Given request a - Summarize the post below in two sentences.

-- Start Selection --

In my opinion, for what it's worth, yes, it is controlling. I know you have the best intentions, but you are trying to MAKE your daughter do something. All the asking and reminders in the world won't make her do something if she doesn't want to. I agree with Peachy-what you CAN do is be there for your granddaughter. It's too bad her mother won't do that, but that's the way it is and you can't change that.
I understand wanting what you want from your daughter, but the reality is, if she does it because she's backed in a corner and several people had to be orchestrated to achieve an outcome where all involved are dragged into one person's drama - nothing positive will come of that, even if the end result is that the granddaughter is contacted.
Deep breath, you can't change your daughter. As a mom myself I understand. I've had to accept that my middle son takes after his father in being very manipulative, cunning, decietful and obstinate. I spent several years fighting it, hoping because he was young, etc that I could influence it. Now I realize he enjoys that behavior, he's getting older, nearly 14 and while he has a really sweet caring side which I adore, the reality is he has a side that uses people. He will have to learn what that behavior brings him on his own. I have talks with him about my values and beliefs, but outside of giving him insight or "sharing" with him - I can't change him.
I can for myself not buy into his manipulation and charm. That is something I can control.
Does it feel like you need to hand it over, or does it feel right to get caught up in it?
From what I have read in your post I get the feeling that you are erring toward handing it over. Can you make your daughter change her behaviour?
I like what the others have said too. Being there for your Granddaughter, when her own mother isn't, is a great opportunity to help and to develop a fantastic support and relationship with your grand daughter.

-- End Selection --
-- Start Exercise input --

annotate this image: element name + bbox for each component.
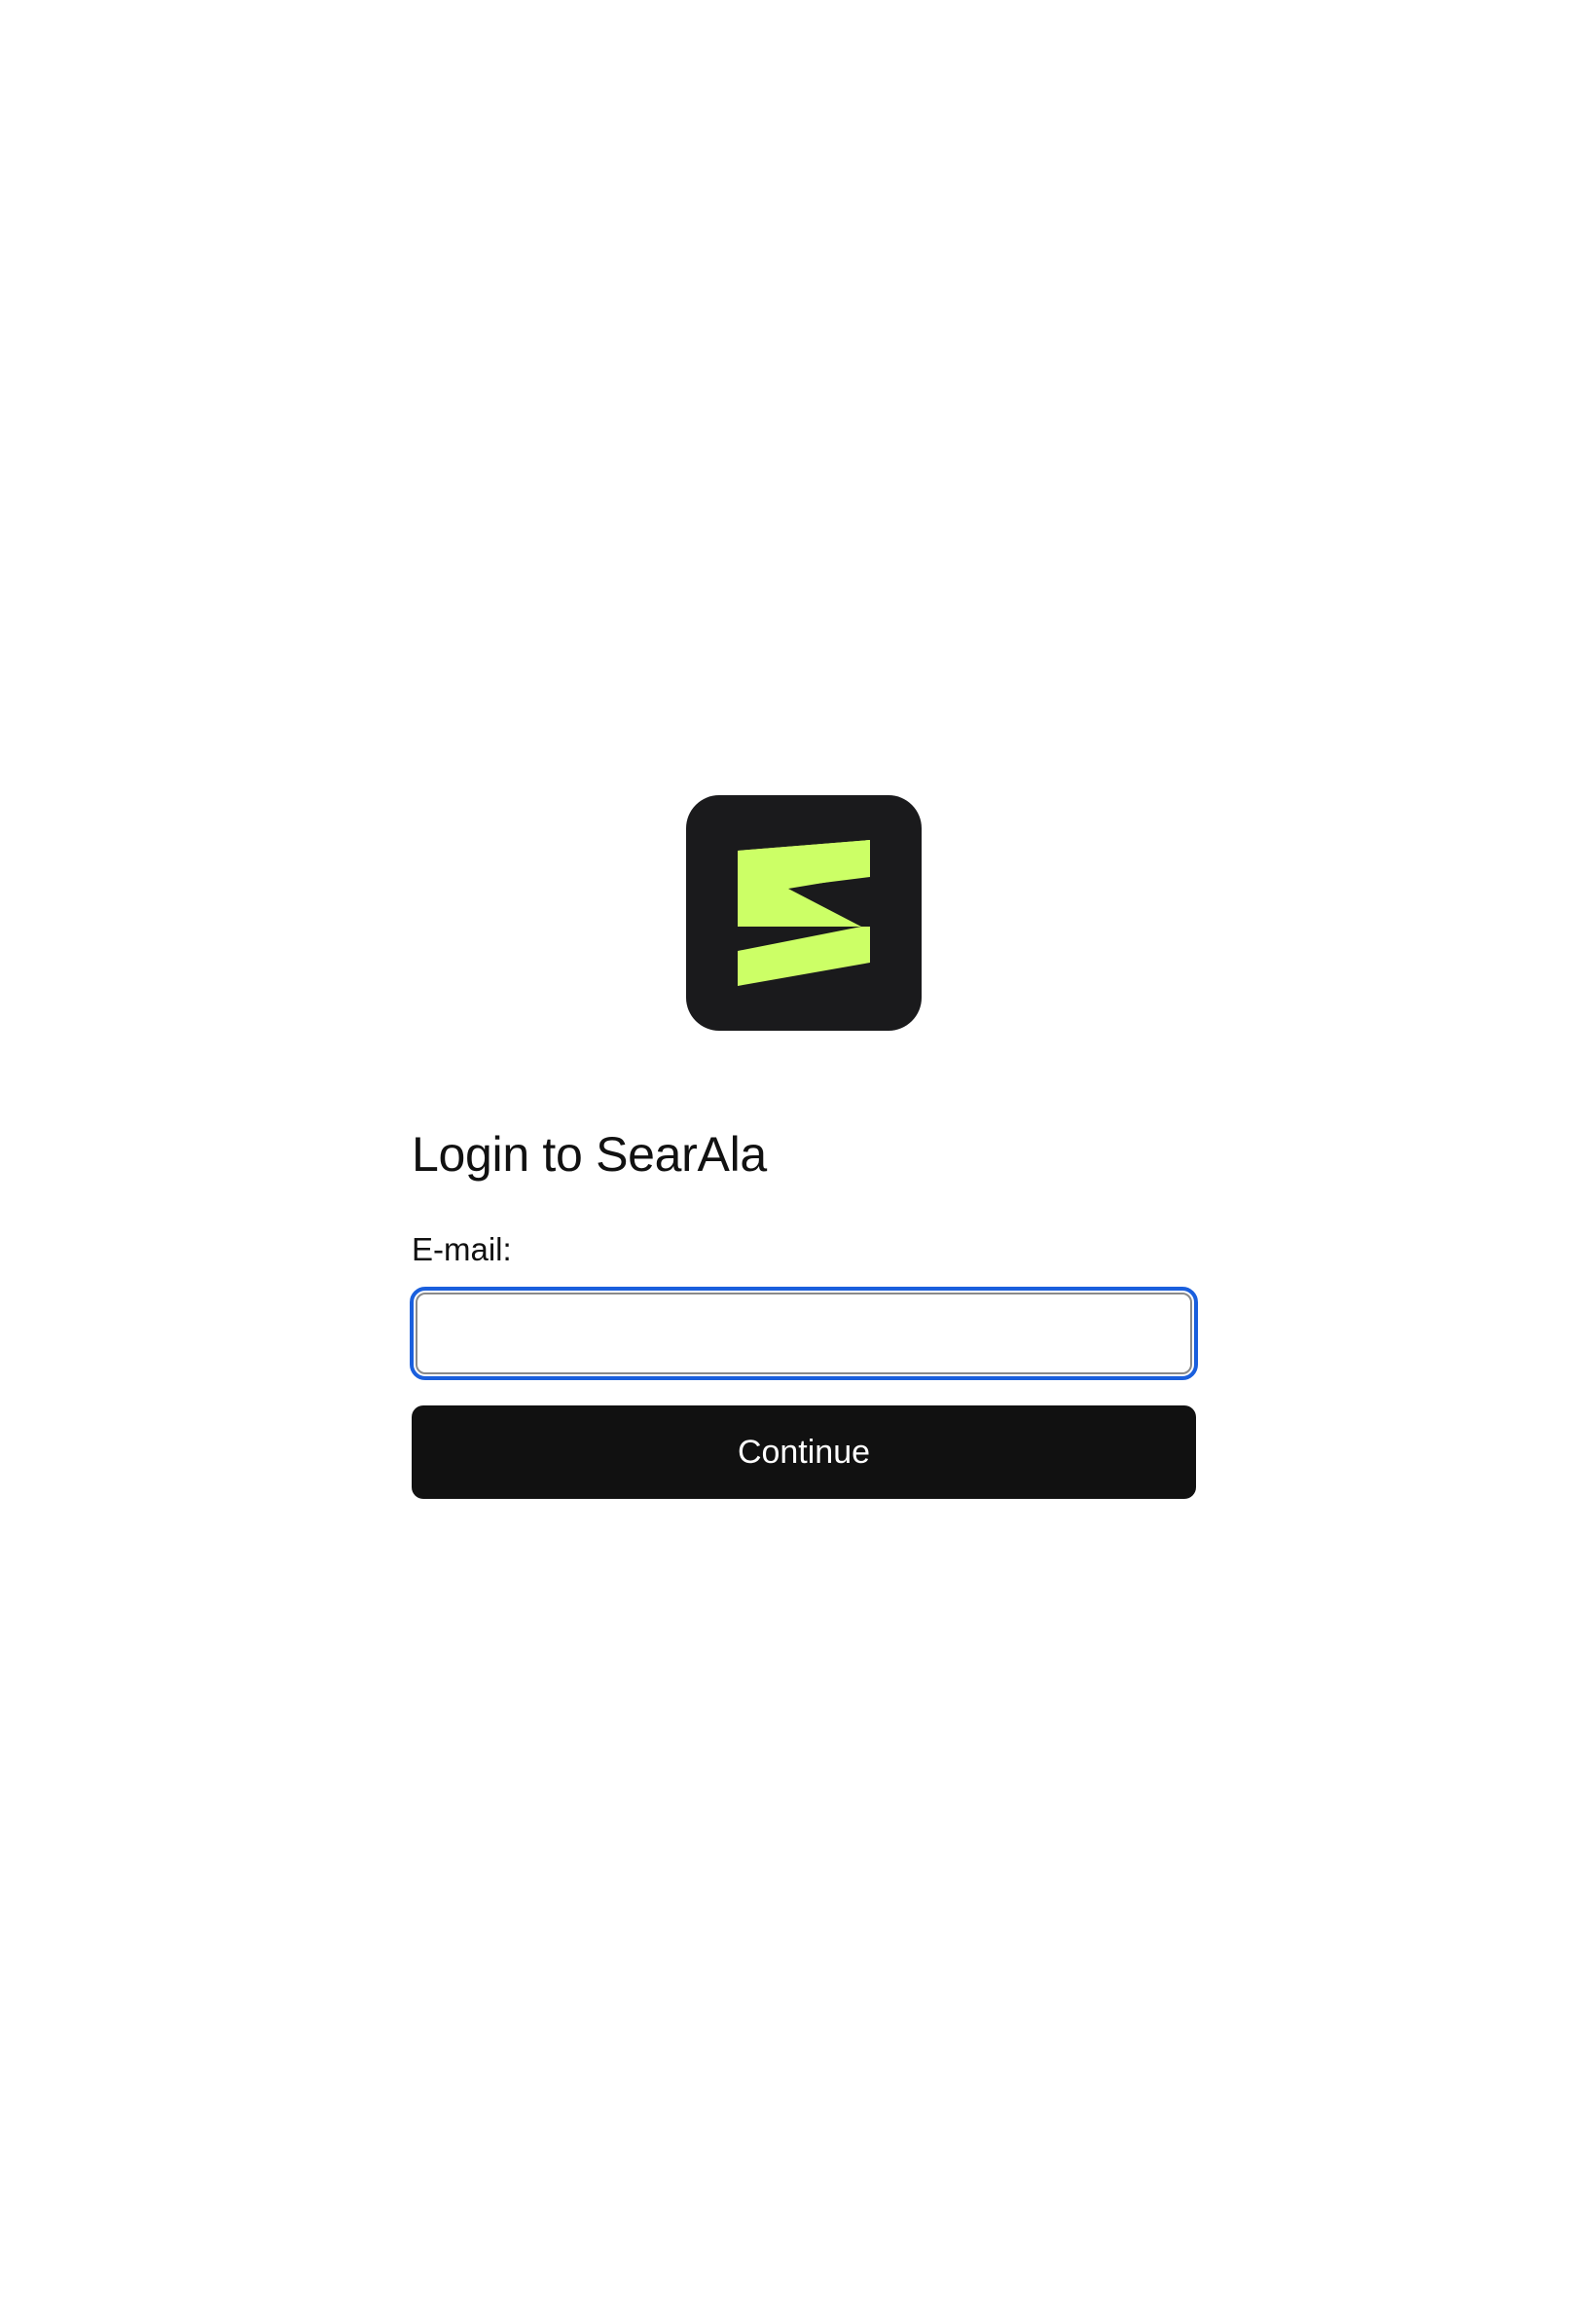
login-page: Login to SearAla E-mail: Continue (0, 0, 1596, 2297)
continue-button[interactable]: Continue (412, 1405, 1196, 1499)
email-label: E-mail: (412, 1231, 512, 1267)
page-title: Login to SearAla (412, 1127, 767, 1182)
email-field-focus-ring (410, 1287, 1198, 1380)
searala-logo-icon (686, 795, 922, 1031)
login-form: Login to SearAla E-mail: Continue (410, 1119, 1198, 1499)
email-field[interactable] (416, 1293, 1192, 1374)
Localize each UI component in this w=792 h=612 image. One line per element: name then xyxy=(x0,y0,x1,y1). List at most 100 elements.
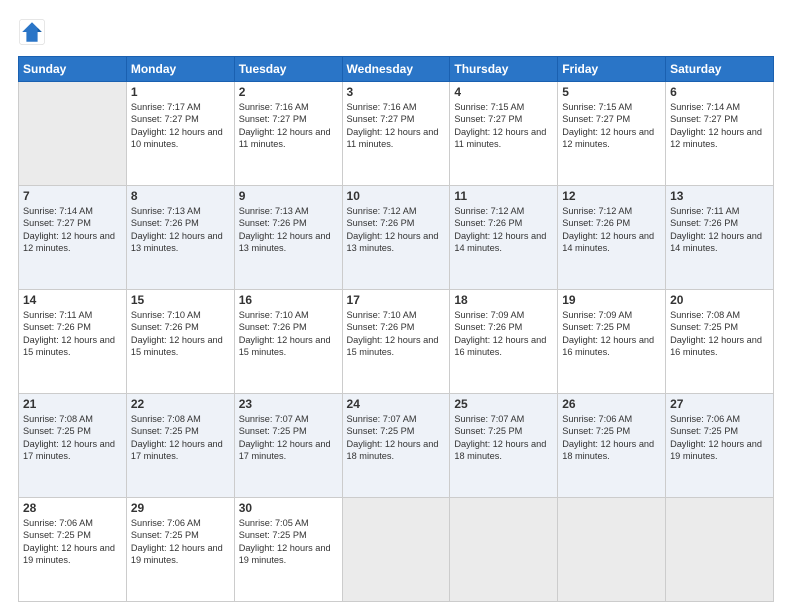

-- End Exercise input --

Given request b - Please update the listing above by replacing "image" with "screenshot" and changing nothing else, and leave the pictures out of your answer.

Full answer a - The writer calls it controlling to try to make the daughter do something, and says the better course is to be there for the granddaughter, since the daughter can't be changed. Drawing on experience with a manipulative son, the writer concludes that one can control only one's own response, such as not buying into his manipulation and charm.

Full answer b -
annotate this screenshot: element name + bbox for each component.
login-page: Login to SearAla E-mail: Continue (0, 0, 1596, 2297)
continue-button[interactable]: Continue (412, 1405, 1196, 1499)
email-label: E-mail: (412, 1231, 512, 1267)
page-title: Login to SearAla (412, 1127, 767, 1182)
email-field-focus-ring (410, 1287, 1198, 1380)
searala-logo-icon (686, 795, 922, 1031)
login-form: Login to SearAla E-mail: Continue (410, 1119, 1198, 1499)
email-field[interactable] (416, 1293, 1192, 1374)
Localize each UI component in this w=792 h=612 screenshot. One line per element: name then xyxy=(x0,y0,x1,y1). List at most 100 elements.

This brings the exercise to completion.